» GIVEN EXERCISE
Using the listing below, extract each line that has the word "most" in it.

[Data records]
————

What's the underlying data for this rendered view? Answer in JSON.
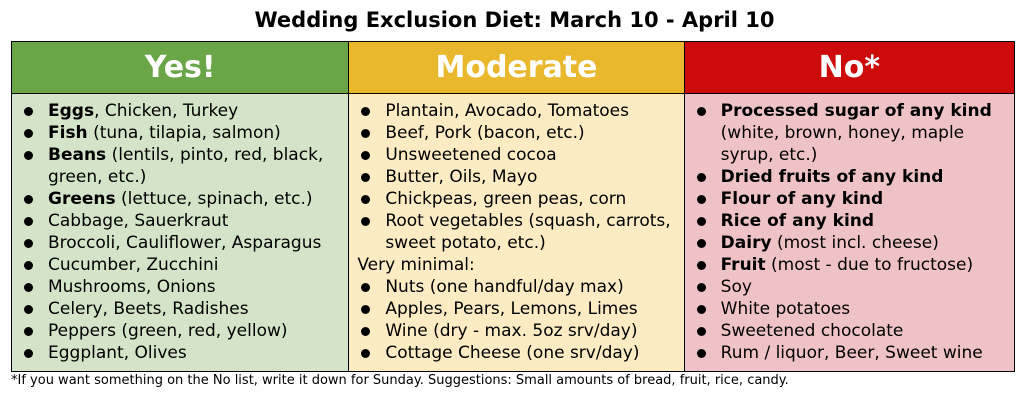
{
  "title": "Wedding Exclusion Diet: March 10 - April 10",
  "columns": [
    {
      "header": "Yes!",
      "items": [
        {
          "bold": "Eggs",
          "text": ", Chicken, Turkey"
        },
        {
          "bold": "Fish",
          "text": " (tuna, tilapia, salmon)"
        },
        {
          "bold": "Beans",
          "text": " (lentils, pinto, red, black, green, etc.)"
        },
        {
          "bold": "Greens",
          "text": " (lettuce, spinach, etc.)"
        },
        {
          "bold": "",
          "text": "Cabbage, Sauerkraut"
        },
        {
          "bold": "",
          "text": "Broccoli, Cauliflower, Asparagus"
        },
        {
          "bold": "",
          "text": "Cucumber, Zucchini"
        },
        {
          "bold": "",
          "text": "Mushrooms, Onions"
        },
        {
          "bold": "",
          "text": "Celery, Beets, Radishes"
        },
        {
          "bold": "",
          "text": "Peppers (green, red, yellow)"
        },
        {
          "bold": "",
          "text": "Eggplant, Olives"
        }
      ]
    },
    {
      "header": "Moderate",
      "items": [
        {
          "bold": "",
          "text": "Plantain, Avocado, Tomatoes"
        },
        {
          "bold": "",
          "text": "Beef, Pork (bacon, etc.)"
        },
        {
          "bold": "",
          "text": "Unsweetened cocoa"
        },
        {
          "bold": "",
          "text": "Butter, Oils, Mayo"
        },
        {
          "bold": "",
          "text": "Chickpeas, green peas, corn"
        },
        {
          "bold": "",
          "text": "Root vegetables (squash, carrots, sweet potato, etc.)"
        }
      ],
      "subheading": "Very minimal:",
      "items2": [
        {
          "bold": "",
          "text": "Nuts (one handful/day max)"
        },
        {
          "bold": "",
          "text": "Apples, Pears, Lemons, Limes"
        },
        {
          "bold": "",
          "text": "Wine (dry - max. 5oz srv/day)"
        },
        {
          "bold": "",
          "text": "Cottage Cheese (one srv/day)"
        }
      ]
    },
    {
      "header": "No*",
      "items": [
        {
          "bold": "Processed sugar of any kind",
          "text": " (white, brown, honey, maple syrup, etc.)"
        },
        {
          "bold": "Dried fruits of any kind",
          "text": ""
        },
        {
          "bold": "Flour of any kind",
          "text": ""
        },
        {
          "bold": "Rice of any kind",
          "text": ""
        },
        {
          "bold": "Dairy",
          "text": " (most incl. cheese)"
        },
        {
          "bold": "Fruit",
          "text": " (most - due to fructose)"
        },
        {
          "bold": "",
          "text": "Soy"
        },
        {
          "bold": "",
          "text": "White potatoes"
        },
        {
          "bold": "",
          "text": "Sweetened chocolate"
        },
        {
          "bold": "",
          "text": "Rum / liquor, Beer, Sweet wine"
        }
      ]
    }
  ],
  "footnote": "*If you want something on the No list, write it down for Sunday. Suggestions: Small amounts of bread, fruit, rice, candy."
}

————

» COMPLETED TASK
          "text": " (most incl. cheese)"
          "text": " (most - due to fructose)"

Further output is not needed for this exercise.